» DIRECTION:
Write out the listing exactly as it is given.

» DATA ENTRIES:
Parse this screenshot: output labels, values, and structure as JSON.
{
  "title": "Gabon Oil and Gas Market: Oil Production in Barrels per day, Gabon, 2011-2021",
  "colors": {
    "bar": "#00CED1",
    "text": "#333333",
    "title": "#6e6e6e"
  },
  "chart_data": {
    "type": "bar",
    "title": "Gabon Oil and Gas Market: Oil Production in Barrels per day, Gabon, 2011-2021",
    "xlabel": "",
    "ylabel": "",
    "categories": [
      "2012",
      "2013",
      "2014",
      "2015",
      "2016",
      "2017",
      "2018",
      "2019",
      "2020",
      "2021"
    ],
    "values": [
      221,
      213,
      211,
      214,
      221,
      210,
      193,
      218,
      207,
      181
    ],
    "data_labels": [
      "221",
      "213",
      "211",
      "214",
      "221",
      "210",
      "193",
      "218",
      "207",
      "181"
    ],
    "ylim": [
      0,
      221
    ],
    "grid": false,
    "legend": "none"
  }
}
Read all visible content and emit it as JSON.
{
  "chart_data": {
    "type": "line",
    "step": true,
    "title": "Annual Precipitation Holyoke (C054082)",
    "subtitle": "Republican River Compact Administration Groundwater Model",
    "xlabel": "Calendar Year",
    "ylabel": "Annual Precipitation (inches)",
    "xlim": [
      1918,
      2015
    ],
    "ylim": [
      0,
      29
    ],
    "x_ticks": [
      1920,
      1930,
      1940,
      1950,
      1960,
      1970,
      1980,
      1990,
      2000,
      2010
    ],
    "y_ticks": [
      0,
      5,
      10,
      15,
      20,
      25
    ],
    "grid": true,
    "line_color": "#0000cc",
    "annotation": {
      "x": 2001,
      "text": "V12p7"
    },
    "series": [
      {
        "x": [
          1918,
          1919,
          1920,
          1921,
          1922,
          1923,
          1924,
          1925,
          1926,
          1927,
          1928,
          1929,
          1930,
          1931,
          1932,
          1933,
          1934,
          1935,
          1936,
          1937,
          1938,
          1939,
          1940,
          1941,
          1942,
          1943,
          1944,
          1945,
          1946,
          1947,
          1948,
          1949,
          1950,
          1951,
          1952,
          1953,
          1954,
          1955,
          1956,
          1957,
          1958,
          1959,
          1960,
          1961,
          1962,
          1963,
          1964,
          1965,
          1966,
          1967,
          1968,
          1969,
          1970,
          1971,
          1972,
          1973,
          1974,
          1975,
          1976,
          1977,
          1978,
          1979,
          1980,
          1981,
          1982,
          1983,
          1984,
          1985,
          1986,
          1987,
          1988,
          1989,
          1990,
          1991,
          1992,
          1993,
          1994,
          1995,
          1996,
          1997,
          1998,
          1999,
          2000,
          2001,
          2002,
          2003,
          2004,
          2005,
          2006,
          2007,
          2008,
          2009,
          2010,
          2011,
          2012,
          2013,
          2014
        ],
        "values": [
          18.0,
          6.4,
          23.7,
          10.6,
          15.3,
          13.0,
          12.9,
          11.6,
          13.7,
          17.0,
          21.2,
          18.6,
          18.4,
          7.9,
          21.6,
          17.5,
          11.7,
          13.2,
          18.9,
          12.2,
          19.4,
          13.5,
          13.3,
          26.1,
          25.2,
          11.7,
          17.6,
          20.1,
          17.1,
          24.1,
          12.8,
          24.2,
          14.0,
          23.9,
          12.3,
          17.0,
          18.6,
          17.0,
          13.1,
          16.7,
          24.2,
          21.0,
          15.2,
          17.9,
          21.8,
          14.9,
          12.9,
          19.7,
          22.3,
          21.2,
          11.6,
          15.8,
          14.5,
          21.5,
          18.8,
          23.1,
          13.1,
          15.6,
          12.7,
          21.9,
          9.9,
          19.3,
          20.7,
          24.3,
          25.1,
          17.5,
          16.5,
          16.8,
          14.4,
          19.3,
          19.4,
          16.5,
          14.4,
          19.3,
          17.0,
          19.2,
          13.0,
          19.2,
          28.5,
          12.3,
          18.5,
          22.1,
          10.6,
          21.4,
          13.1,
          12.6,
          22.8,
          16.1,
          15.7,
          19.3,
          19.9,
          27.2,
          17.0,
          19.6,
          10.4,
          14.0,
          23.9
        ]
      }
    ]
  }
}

» EXERCISE RESPONSE:
Parse this screenshot: output labels, values, and structure as JSON.
{
  "title": "Gabon Oil and Gas Market: Oil Production in Barrels per day, Gabon, 2011-2021",
  "colors": {
    "bar": "#00CED1",
    "text": "#333333",
    "title": "#6e6e6e"
  },
  "chart_data": {
    "type": "bar",
    "title": "Gabon Oil and Gas Market: Oil Production in Barrels per day, Gabon, 2011-2021",
    "xlabel": "",
    "ylabel": "",
    "categories": [
      "2012",
      "2013",
      "2014",
      "2015",
      "2016",
      "2017",
      "2018",
      "2019",
      "2020",
      "2021"
    ],
    "values": [
      221,
      213,
      211,
      214,
      221,
      210,
      193,
      218,
      207,
      181
    ],
    "data_labels": [
      "221",
      "213",
      "211",
      "214",
      "221",
      "210",
      "193",
      "218",
      "207",
      "181"
    ],
    "ylim": [
      0,
      221
    ],
    "grid": false,
    "legend": "none"
  }
}
Read all visible content and emit it as JSON.
{
  "chart_data": {
    "type": "line",
    "step": true,
    "title": "Annual Precipitation Holyoke (C054082)",
    "subtitle": "Republican River Compact Administration Groundwater Model",
    "xlabel": "Calendar Year",
    "ylabel": "Annual Precipitation (inches)",
    "xlim": [
      1918,
      2015
    ],
    "ylim": [
      0,
      29
    ],
    "x_ticks": [
      1920,
      1930,
      1940,
      1950,
      1960,
      1970,
      1980,
      1990,
      2000,
      2010
    ],
    "y_ticks": [
      0,
      5,
      10,
      15,
      20,
      25
    ],
    "grid": true,
    "line_color": "#0000cc",
    "annotation": {
      "x": 2001,
      "text": "V12p7"
    },
    "series": [
      {
        "x": [
          1918,
          1919,
          1920,
          1921,
          1922,
          1923,
          1924,
          1925,
          1926,
          1927,
          1928,
          1929,
          1930,
          1931,
          1932,
          1933,
          1934,
          1935,
          1936,
          1937,
          1938,
          1939,
          1940,
          1941,
          1942,
          1943,
          1944,
          1945,
          1946,
          1947,
          1948,
          1949,
          1950,
          1951,
          1952,
          1953,
          1954,
          1955,
          1956,
          1957,
          1958,
          1959,
          1960,
          1961,
          1962,
          1963,
          1964,
          1965,
          1966,
          1967,
          1968,
          1969,
          1970,
          1971,
          1972,
          1973,
          1974,
          1975,
          1976,
          1977,
          1978,
          1979,
          1980,
          1981,
          1982,
          1983,
          1984,
          1985,
          1986,
          1987,
          1988,
          1989,
          1990,
          1991,
          1992,
          1993,
          1994,
          1995,
          1996,
          1997,
          1998,
          1999,
          2000,
          2001,
          2002,
          2003,
          2004,
          2005,
          2006,
          2007,
          2008,
          2009,
          2010,
          2011,
          2012,
          2013,
          2014
        ],
        "values": [
          18.0,
          6.4,
          23.7,
          10.6,
          15.3,
          13.0,
          12.9,
          11.6,
          13.7,
          17.0,
          21.2,
          18.6,
          18.4,
          7.9,
          21.6,
          17.5,
          11.7,
          13.2,
          18.9,
          12.2,
          19.4,
          13.5,
          13.3,
          26.1,
          25.2,
          11.7,
          17.6,
          20.1,
          17.1,
          24.1,
          12.8,
          24.2,
          14.0,
          23.9,
          12.3,
          17.0,
          18.6,
          17.0,
          13.1,
          16.7,
          24.2,
          21.0,
          15.2,
          17.9,
          21.8,
          14.9,
          12.9,
          19.7,
          22.3,
          21.2,
          11.6,
          15.8,
          14.5,
          21.5,
          18.8,
          23.1,
          13.1,
          15.6,
          12.7,
          21.9,
          9.9,
          19.3,
          20.7,
          24.3,
          25.1,
          17.5,
          16.5,
          16.8,
          14.4,
          19.3,
          19.4,
          16.5,
          14.4,
          19.3,
          17.0,
          19.2,
          13.0,
          19.2,
          28.5,
          12.3,
          18.5,
          22.1,
          10.6,
          21.4,
          13.1,
          12.6,
          22.8,
          16.1,
          15.7,
          19.3,
          19.9,
          27.2,
          17.0,
          19.6,
          10.4,
          14.0,
          23.9
        ]
      }
    ]
  }
}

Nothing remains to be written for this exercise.